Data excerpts

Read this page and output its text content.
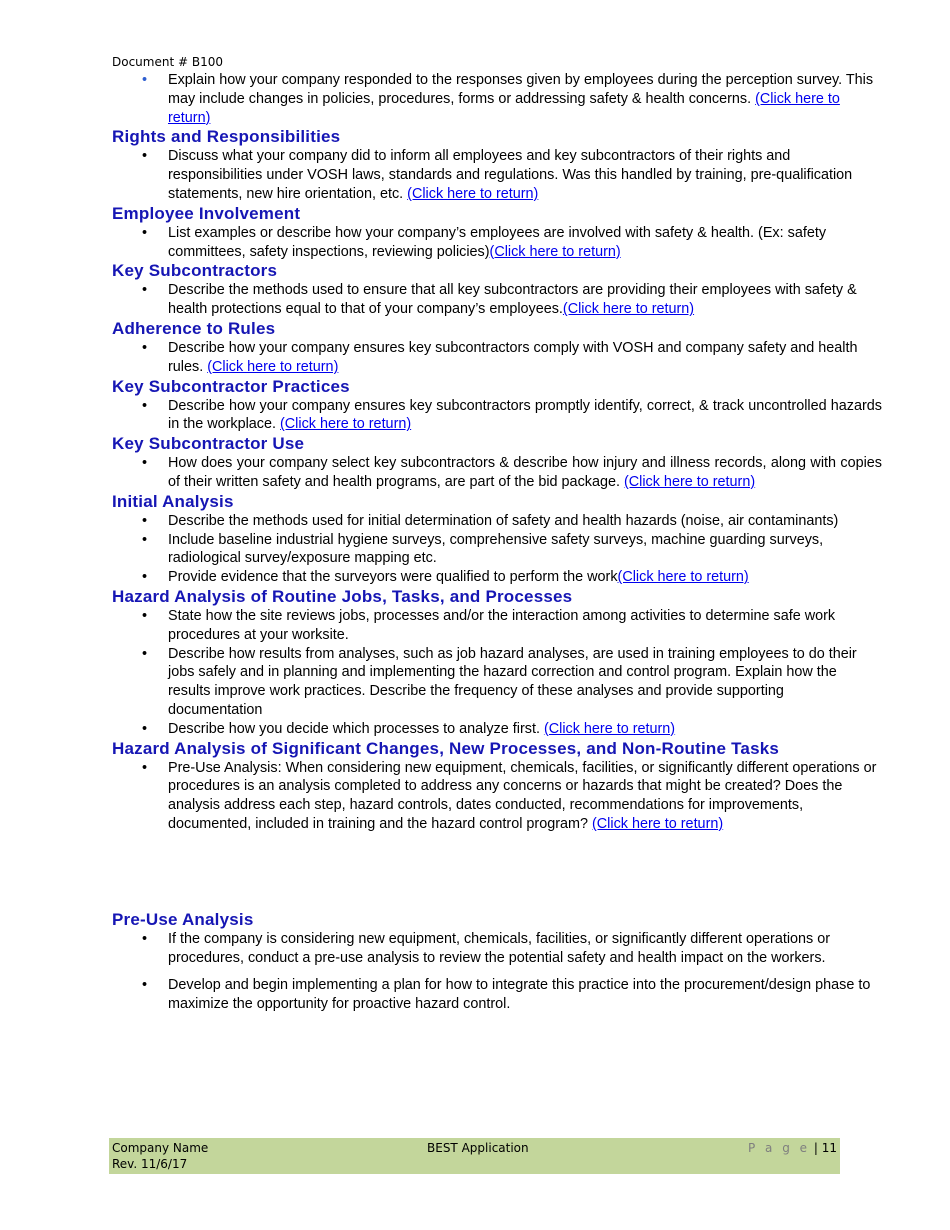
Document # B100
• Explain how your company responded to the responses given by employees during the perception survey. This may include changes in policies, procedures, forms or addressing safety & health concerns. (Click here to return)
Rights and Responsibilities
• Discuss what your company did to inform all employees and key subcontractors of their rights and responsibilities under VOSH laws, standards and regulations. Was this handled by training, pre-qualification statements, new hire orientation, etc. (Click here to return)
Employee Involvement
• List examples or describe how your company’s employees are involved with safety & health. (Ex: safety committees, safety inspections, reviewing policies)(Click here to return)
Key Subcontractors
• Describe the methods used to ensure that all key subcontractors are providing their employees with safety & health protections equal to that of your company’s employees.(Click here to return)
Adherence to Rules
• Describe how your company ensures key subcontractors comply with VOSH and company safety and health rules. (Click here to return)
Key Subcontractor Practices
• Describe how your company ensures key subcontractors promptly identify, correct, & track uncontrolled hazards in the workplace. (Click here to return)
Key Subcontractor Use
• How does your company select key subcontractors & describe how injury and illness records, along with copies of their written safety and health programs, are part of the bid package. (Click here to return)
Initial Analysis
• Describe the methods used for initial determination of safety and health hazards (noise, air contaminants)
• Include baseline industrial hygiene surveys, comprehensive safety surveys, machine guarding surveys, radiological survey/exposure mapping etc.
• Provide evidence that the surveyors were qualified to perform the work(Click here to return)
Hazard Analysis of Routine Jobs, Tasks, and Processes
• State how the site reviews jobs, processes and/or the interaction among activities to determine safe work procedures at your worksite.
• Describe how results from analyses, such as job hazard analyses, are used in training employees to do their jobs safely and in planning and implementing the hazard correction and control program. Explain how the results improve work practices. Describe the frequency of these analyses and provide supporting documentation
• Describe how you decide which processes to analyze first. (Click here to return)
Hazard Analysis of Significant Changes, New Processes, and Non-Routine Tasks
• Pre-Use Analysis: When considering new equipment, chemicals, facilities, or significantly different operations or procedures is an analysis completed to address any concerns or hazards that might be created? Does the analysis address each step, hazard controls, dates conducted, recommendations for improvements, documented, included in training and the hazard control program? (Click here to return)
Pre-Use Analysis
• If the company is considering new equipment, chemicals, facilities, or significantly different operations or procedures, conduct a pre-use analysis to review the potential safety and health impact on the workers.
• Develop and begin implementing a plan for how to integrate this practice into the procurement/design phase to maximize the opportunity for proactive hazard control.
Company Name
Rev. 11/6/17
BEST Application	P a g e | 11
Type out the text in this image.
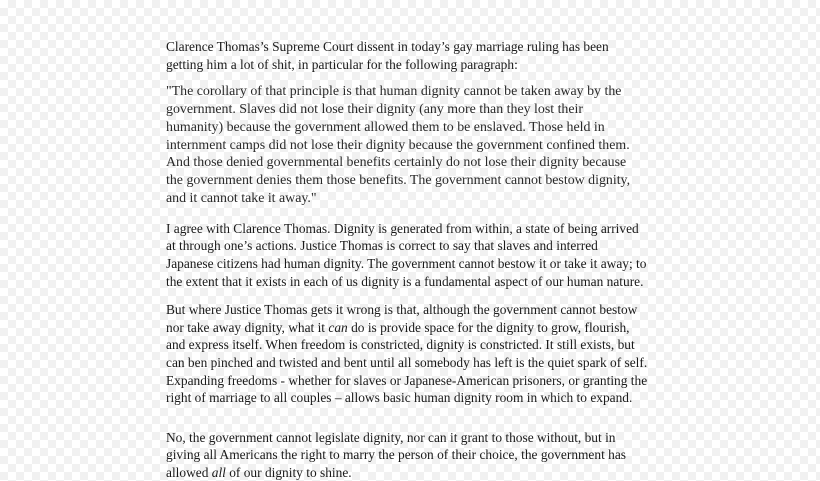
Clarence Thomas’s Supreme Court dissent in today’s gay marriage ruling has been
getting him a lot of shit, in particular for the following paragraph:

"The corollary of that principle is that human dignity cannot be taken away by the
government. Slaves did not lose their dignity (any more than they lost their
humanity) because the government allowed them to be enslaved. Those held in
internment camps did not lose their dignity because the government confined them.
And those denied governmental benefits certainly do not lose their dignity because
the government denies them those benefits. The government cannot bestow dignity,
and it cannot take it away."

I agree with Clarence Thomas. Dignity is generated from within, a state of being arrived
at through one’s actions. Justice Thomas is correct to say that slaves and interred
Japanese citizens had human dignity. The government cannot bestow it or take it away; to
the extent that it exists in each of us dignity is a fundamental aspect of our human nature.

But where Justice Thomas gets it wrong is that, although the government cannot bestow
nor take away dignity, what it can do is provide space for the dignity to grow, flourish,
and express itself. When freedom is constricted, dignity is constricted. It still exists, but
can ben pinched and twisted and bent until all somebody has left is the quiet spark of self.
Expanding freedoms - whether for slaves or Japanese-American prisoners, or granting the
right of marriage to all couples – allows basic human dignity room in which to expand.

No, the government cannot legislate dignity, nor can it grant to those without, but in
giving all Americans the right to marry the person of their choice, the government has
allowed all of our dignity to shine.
==
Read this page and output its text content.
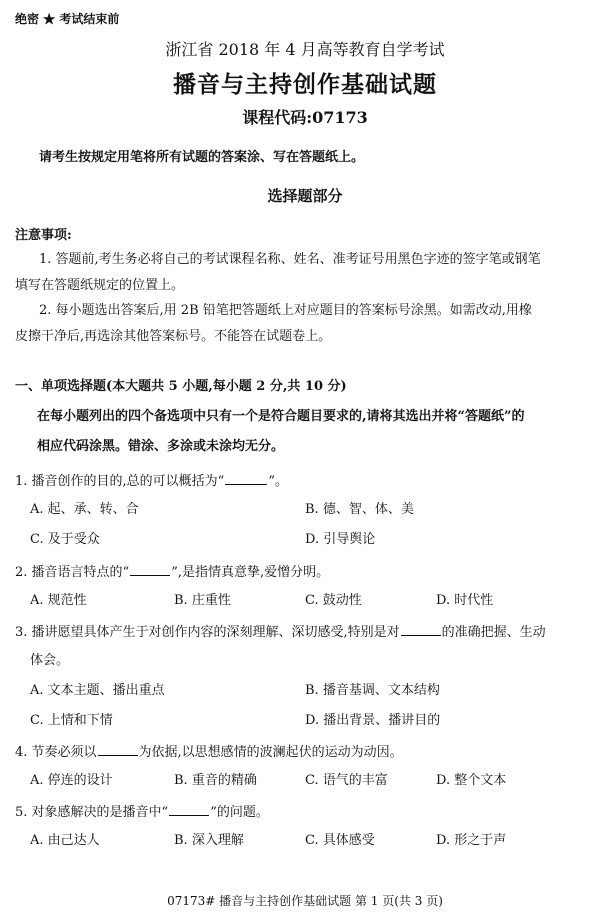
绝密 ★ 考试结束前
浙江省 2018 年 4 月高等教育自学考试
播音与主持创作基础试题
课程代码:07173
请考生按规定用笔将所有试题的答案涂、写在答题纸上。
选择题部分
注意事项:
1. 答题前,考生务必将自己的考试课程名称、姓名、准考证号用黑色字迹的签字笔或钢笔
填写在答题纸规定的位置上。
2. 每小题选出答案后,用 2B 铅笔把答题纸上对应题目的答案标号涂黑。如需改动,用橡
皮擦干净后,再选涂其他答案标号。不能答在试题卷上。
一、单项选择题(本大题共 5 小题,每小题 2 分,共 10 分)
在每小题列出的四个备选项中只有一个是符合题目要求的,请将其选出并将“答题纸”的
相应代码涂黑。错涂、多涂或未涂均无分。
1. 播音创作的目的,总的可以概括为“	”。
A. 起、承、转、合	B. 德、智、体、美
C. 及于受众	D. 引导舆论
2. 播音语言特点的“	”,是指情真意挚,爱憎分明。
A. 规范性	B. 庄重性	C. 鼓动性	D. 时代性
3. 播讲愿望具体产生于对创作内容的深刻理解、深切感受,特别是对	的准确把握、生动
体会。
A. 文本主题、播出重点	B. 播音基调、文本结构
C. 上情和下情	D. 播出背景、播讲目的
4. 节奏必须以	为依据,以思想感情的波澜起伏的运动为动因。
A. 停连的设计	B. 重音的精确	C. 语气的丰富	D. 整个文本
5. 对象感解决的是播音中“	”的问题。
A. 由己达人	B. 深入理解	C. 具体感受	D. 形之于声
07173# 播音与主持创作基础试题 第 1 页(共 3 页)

## Problem description
Copy every line in the listing above where the string "Clarence" turns up.

## Task answer
Clarence Thomas’s Supreme Court dissent in today’s gay marriage ruling has been
I agree with Clarence Thomas. Dignity is generated from within, a state of being arrived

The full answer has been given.